TASK PROMPT:
Transcribe the entries below exactly; leave every image out.

DATA SUPPLIED:
<<<<

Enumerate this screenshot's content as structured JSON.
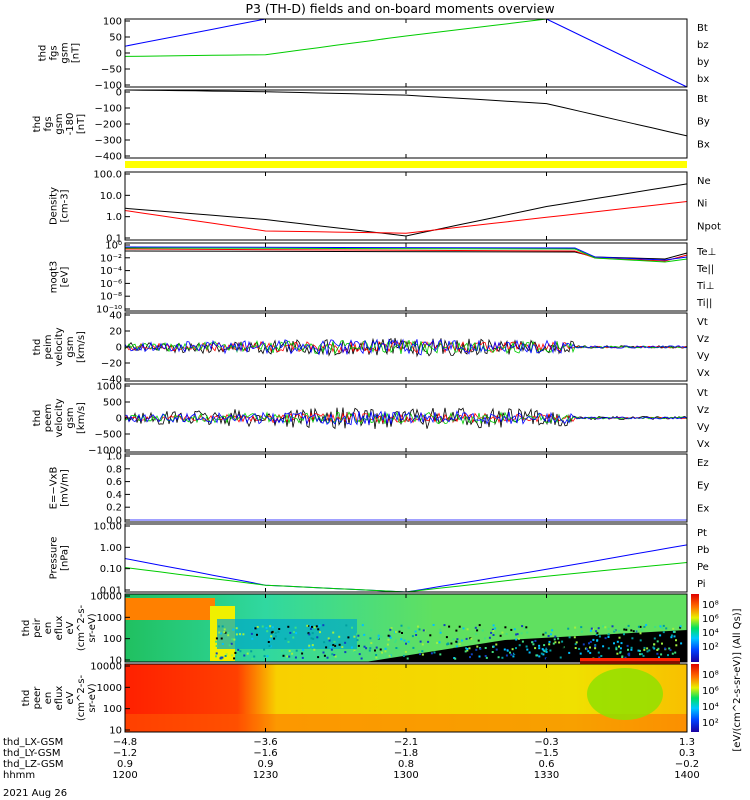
{
  "title": "P3 (TH-D) fields and on-board moments overview",
  "date": "2021 Aug 26",
  "panels": [
    {
      "ylabel": [
        "thd",
        "fgs",
        "gsm",
        "[nT]"
      ],
      "ticks": [
        "100",
        "50",
        "0",
        "−50",
        "−100"
      ],
      "legend": [
        [
          "Bt",
          "#000000"
        ],
        [
          "bz",
          "#ff0000"
        ],
        [
          "by",
          "#00cc00"
        ],
        [
          "bx",
          "#0000ff"
        ]
      ]
    },
    {
      "ylabel": [
        "thd",
        "fgs",
        "gsm",
        "-180",
        "[nT]"
      ],
      "ticks": [
        "0",
        "−100",
        "−200",
        "−300",
        "−400"
      ],
      "legend": [
        [
          "Bt",
          "#000000"
        ],
        [
          "By",
          "#00cc00"
        ],
        [
          "Bx",
          "#000000"
        ]
      ]
    },
    {
      "ylabel": [
        "Density",
        "[cm-3]"
      ],
      "ticks": [
        "100.0",
        "10.0",
        "1.0",
        "0.1"
      ],
      "legend": [
        [
          "Ne",
          "#ff0000"
        ],
        [
          "Ni",
          "#000000"
        ],
        [
          "Npot",
          "#0000ff"
        ]
      ]
    },
    {
      "ylabel": [
        "moqt3",
        "[eV]"
      ],
      "ticks": [
        "10⁰",
        "10⁻²",
        "10⁻⁴",
        "10⁻⁶",
        "10⁻⁸",
        "10⁻¹⁰"
      ],
      "legend": [
        [
          "Te⊥",
          "#ff0000"
        ],
        [
          "Te||",
          "#000000"
        ],
        [
          "Ti⊥",
          "#0000ff"
        ],
        [
          "Ti||",
          "#00cc00"
        ]
      ]
    },
    {
      "ylabel": [
        "thd",
        "peim",
        "velocity",
        "gsm",
        "[km/s]"
      ],
      "ticks": [
        "40",
        "20",
        "0",
        "−20",
        "−40"
      ],
      "legend": [
        [
          "Vt",
          "#000000"
        ],
        [
          "Vz",
          "#ff0000"
        ],
        [
          "Vy",
          "#00cc00"
        ],
        [
          "Vx",
          "#0000ff"
        ]
      ]
    },
    {
      "ylabel": [
        "thd",
        "peem",
        "velocity",
        "gsm",
        "[km/s]"
      ],
      "ticks": [
        "1000",
        "500",
        "0",
        "−500",
        "−1000"
      ],
      "legend": [
        [
          "Vt",
          "#000000"
        ],
        [
          "Vz",
          "#ff0000"
        ],
        [
          "Vy",
          "#00cc00"
        ],
        [
          "Vx",
          "#0000ff"
        ]
      ]
    },
    {
      "ylabel": [
        "E=−VxB",
        "[mV/m]"
      ],
      "ticks": [
        "1.0",
        "0.8",
        "0.6",
        "0.4",
        "0.2",
        "0.0"
      ],
      "legend": [
        [
          "Ez",
          "#ff0000"
        ],
        [
          "Ey",
          "#00cc00"
        ],
        [
          "Ex",
          "#0000ff"
        ]
      ]
    },
    {
      "ylabel": [
        "Pressure",
        "[nPa]"
      ],
      "ticks": [
        "10.00",
        "1.00",
        "0.10",
        "0.01"
      ],
      "legend": [
        [
          "Pt",
          "#000000"
        ],
        [
          "Pb",
          "#ff0000"
        ],
        [
          "Pe",
          "#00cc00"
        ],
        [
          "Pi",
          "#0000ff"
        ]
      ]
    },
    {
      "ylabel": [
        "thd",
        "peir",
        "en",
        "eflux",
        "eV",
        "(cm^2-s-",
        "sr-eV)"
      ],
      "ticks": [
        "10000",
        "1000",
        "100",
        "10"
      ]
    },
    {
      "ylabel": [
        "thd",
        "peer",
        "en",
        "eflux",
        "eV",
        "(cm^2-s-",
        "sr-eV)"
      ],
      "ticks": [
        "10000",
        "1000",
        "100",
        "10"
      ]
    }
  ],
  "colorbar": {
    "label": "[eV/(cm^2-s-sr-eV)] (All Qs)]",
    "ticks_ion": [
      "10⁸",
      "10⁶",
      "10⁴",
      "10²"
    ],
    "ticks_el": [
      "10⁸",
      "10⁶",
      "10⁴",
      "10²"
    ]
  },
  "xaxis": {
    "rows": [
      {
        "label": "thd_LX-GSM",
        "values": [
          "−4.8",
          "−3.6",
          "−2.1",
          "−0.3",
          "1.3"
        ]
      },
      {
        "label": "thd_LY-GSM",
        "values": [
          "−1.2",
          "−1.6",
          "−1.8",
          "−1.5",
          "0.3"
        ]
      },
      {
        "label": "thd_LZ-GSM",
        "values": [
          "0.9",
          "0.9",
          "0.8",
          "0.6",
          "−0.2"
        ]
      },
      {
        "label": "hhmm",
        "values": [
          "1200",
          "1230",
          "1300",
          "1330",
          "1400"
        ]
      }
    ]
  },
  "chart_data": {
    "type": "line",
    "title": "P3 (TH-D) fields and on-board moments overview",
    "x_unit": "hhmm",
    "x": [
      "1200",
      "1230",
      "1300",
      "1330",
      "1400"
    ],
    "ylims": {
      "fgs_gsm": [
        -100,
        100
      ],
      "fgs_gsm_180": [
        -400,
        0
      ],
      "density": [
        0.1,
        100
      ],
      "velocity_peim": [
        -40,
        40
      ],
      "velocity_peem": [
        -1000,
        1000
      ],
      "efield": [
        0.0,
        1.0
      ],
      "pressure": [
        0.01,
        10
      ],
      "energy": [
        10,
        10000
      ]
    },
    "series": [
      {
        "panel": "fgs_gsm",
        "name": "bx",
        "values": [
          20,
          100,
          100,
          100,
          -100
        ]
      },
      {
        "panel": "fgs_gsm",
        "name": "by",
        "values": [
          -10,
          -5,
          50,
          100,
          100
        ]
      },
      {
        "panel": "fgs_gsm_180",
        "name": "Bt",
        "values": [
          0,
          -10,
          -30,
          -80,
          -270
        ]
      },
      {
        "panel": "density",
        "name": "Ni",
        "values": [
          2.5,
          0.8,
          0.15,
          3.0,
          30
        ]
      },
      {
        "panel": "density",
        "name": "Ne",
        "values": [
          2.0,
          0.25,
          0.2,
          1.0,
          5
        ]
      },
      {
        "panel": "pressure",
        "name": "Pi",
        "values": [
          0.3,
          0.02,
          0.01,
          0.1,
          1.2
        ]
      },
      {
        "panel": "pressure",
        "name": "Pe",
        "values": [
          0.12,
          0.02,
          0.01,
          0.05,
          0.2
        ]
      }
    ]
  }
}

>>>>

WRITTEN REPLY:
Enumerate this screenshot's content as structured JSON.
{
  "title": "P3 (TH-D) fields and on-board moments overview",
  "date": "2021 Aug 26",
  "panels": [
    {
      "ylabel": [
        "thd",
        "fgs",
        "gsm",
        "[nT]"
      ],
      "ticks": [
        "100",
        "50",
        "0",
        "−50",
        "−100"
      ],
      "legend": [
        [
          "Bt",
          "#000000"
        ],
        [
          "bz",
          "#ff0000"
        ],
        [
          "by",
          "#00cc00"
        ],
        [
          "bx",
          "#0000ff"
        ]
      ]
    },
    {
      "ylabel": [
        "thd",
        "fgs",
        "gsm",
        "-180",
        "[nT]"
      ],
      "ticks": [
        "0",
        "−100",
        "−200",
        "−300",
        "−400"
      ],
      "legend": [
        [
          "Bt",
          "#000000"
        ],
        [
          "By",
          "#00cc00"
        ],
        [
          "Bx",
          "#000000"
        ]
      ]
    },
    {
      "ylabel": [
        "Density",
        "[cm-3]"
      ],
      "ticks": [
        "100.0",
        "10.0",
        "1.0",
        "0.1"
      ],
      "legend": [
        [
          "Ne",
          "#ff0000"
        ],
        [
          "Ni",
          "#000000"
        ],
        [
          "Npot",
          "#0000ff"
        ]
      ]
    },
    {
      "ylabel": [
        "moqt3",
        "[eV]"
      ],
      "ticks": [
        "10⁰",
        "10⁻²",
        "10⁻⁴",
        "10⁻⁶",
        "10⁻⁸",
        "10⁻¹⁰"
      ],
      "legend": [
        [
          "Te⊥",
          "#ff0000"
        ],
        [
          "Te||",
          "#000000"
        ],
        [
          "Ti⊥",
          "#0000ff"
        ],
        [
          "Ti||",
          "#00cc00"
        ]
      ]
    },
    {
      "ylabel": [
        "thd",
        "peim",
        "velocity",
        "gsm",
        "[km/s]"
      ],
      "ticks": [
        "40",
        "20",
        "0",
        "−20",
        "−40"
      ],
      "legend": [
        [
          "Vt",
          "#000000"
        ],
        [
          "Vz",
          "#ff0000"
        ],
        [
          "Vy",
          "#00cc00"
        ],
        [
          "Vx",
          "#0000ff"
        ]
      ]
    },
    {
      "ylabel": [
        "thd",
        "peem",
        "velocity",
        "gsm",
        "[km/s]"
      ],
      "ticks": [
        "1000",
        "500",
        "0",
        "−500",
        "−1000"
      ],
      "legend": [
        [
          "Vt",
          "#000000"
        ],
        [
          "Vz",
          "#ff0000"
        ],
        [
          "Vy",
          "#00cc00"
        ],
        [
          "Vx",
          "#0000ff"
        ]
      ]
    },
    {
      "ylabel": [
        "E=−VxB",
        "[mV/m]"
      ],
      "ticks": [
        "1.0",
        "0.8",
        "0.6",
        "0.4",
        "0.2",
        "0.0"
      ],
      "legend": [
        [
          "Ez",
          "#ff0000"
        ],
        [
          "Ey",
          "#00cc00"
        ],
        [
          "Ex",
          "#0000ff"
        ]
      ]
    },
    {
      "ylabel": [
        "Pressure",
        "[nPa]"
      ],
      "ticks": [
        "10.00",
        "1.00",
        "0.10",
        "0.01"
      ],
      "legend": [
        [
          "Pt",
          "#000000"
        ],
        [
          "Pb",
          "#ff0000"
        ],
        [
          "Pe",
          "#00cc00"
        ],
        [
          "Pi",
          "#0000ff"
        ]
      ]
    },
    {
      "ylabel": [
        "thd",
        "peir",
        "en",
        "eflux",
        "eV",
        "(cm^2-s-",
        "sr-eV)"
      ],
      "ticks": [
        "10000",
        "1000",
        "100",
        "10"
      ]
    },
    {
      "ylabel": [
        "thd",
        "peer",
        "en",
        "eflux",
        "eV",
        "(cm^2-s-",
        "sr-eV)"
      ],
      "ticks": [
        "10000",
        "1000",
        "100",
        "10"
      ]
    }
  ],
  "colorbar": {
    "label": "[eV/(cm^2-s-sr-eV)] (All Qs)]",
    "ticks_ion": [
      "10⁸",
      "10⁶",
      "10⁴",
      "10²"
    ],
    "ticks_el": [
      "10⁸",
      "10⁶",
      "10⁴",
      "10²"
    ]
  },
  "xaxis": {
    "rows": [
      {
        "label": "thd_LX-GSM",
        "values": [
          "−4.8",
          "−3.6",
          "−2.1",
          "−0.3",
          "1.3"
        ]
      },
      {
        "label": "thd_LY-GSM",
        "values": [
          "−1.2",
          "−1.6",
          "−1.8",
          "−1.5",
          "0.3"
        ]
      },
      {
        "label": "thd_LZ-GSM",
        "values": [
          "0.9",
          "0.9",
          "0.8",
          "0.6",
          "−0.2"
        ]
      },
      {
        "label": "hhmm",
        "values": [
          "1200",
          "1230",
          "1300",
          "1330",
          "1400"
        ]
      }
    ]
  },
  "chart_data": {
    "type": "line",
    "title": "P3 (TH-D) fields and on-board moments overview",
    "x_unit": "hhmm",
    "x": [
      "1200",
      "1230",
      "1300",
      "1330",
      "1400"
    ],
    "ylims": {
      "fgs_gsm": [
        -100,
        100
      ],
      "fgs_gsm_180": [
        -400,
        0
      ],
      "density": [
        0.1,
        100
      ],
      "velocity_peim": [
        -40,
        40
      ],
      "velocity_peem": [
        -1000,
        1000
      ],
      "efield": [
        0.0,
        1.0
      ],
      "pressure": [
        0.01,
        10
      ],
      "energy": [
        10,
        10000
      ]
    },
    "series": [
      {
        "panel": "fgs_gsm",
        "name": "bx",
        "values": [
          20,
          100,
          100,
          100,
          -100
        ]
      },
      {
        "panel": "fgs_gsm",
        "name": "by",
        "values": [
          -10,
          -5,
          50,
          100,
          100
        ]
      },
      {
        "panel": "fgs_gsm_180",
        "name": "Bt",
        "values": [
          0,
          -10,
          -30,
          -80,
          -270
        ]
      },
      {
        "panel": "density",
        "name": "Ni",
        "values": [
          2.5,
          0.8,
          0.15,
          3.0,
          30
        ]
      },
      {
        "panel": "density",
        "name": "Ne",
        "values": [
          2.0,
          0.25,
          0.2,
          1.0,
          5
        ]
      },
      {
        "panel": "pressure",
        "name": "Pi",
        "values": [
          0.3,
          0.02,
          0.01,
          0.1,
          1.2
        ]
      },
      {
        "panel": "pressure",
        "name": "Pe",
        "values": [
          0.12,
          0.02,
          0.01,
          0.05,
          0.2
        ]
      }
    ]
  }
}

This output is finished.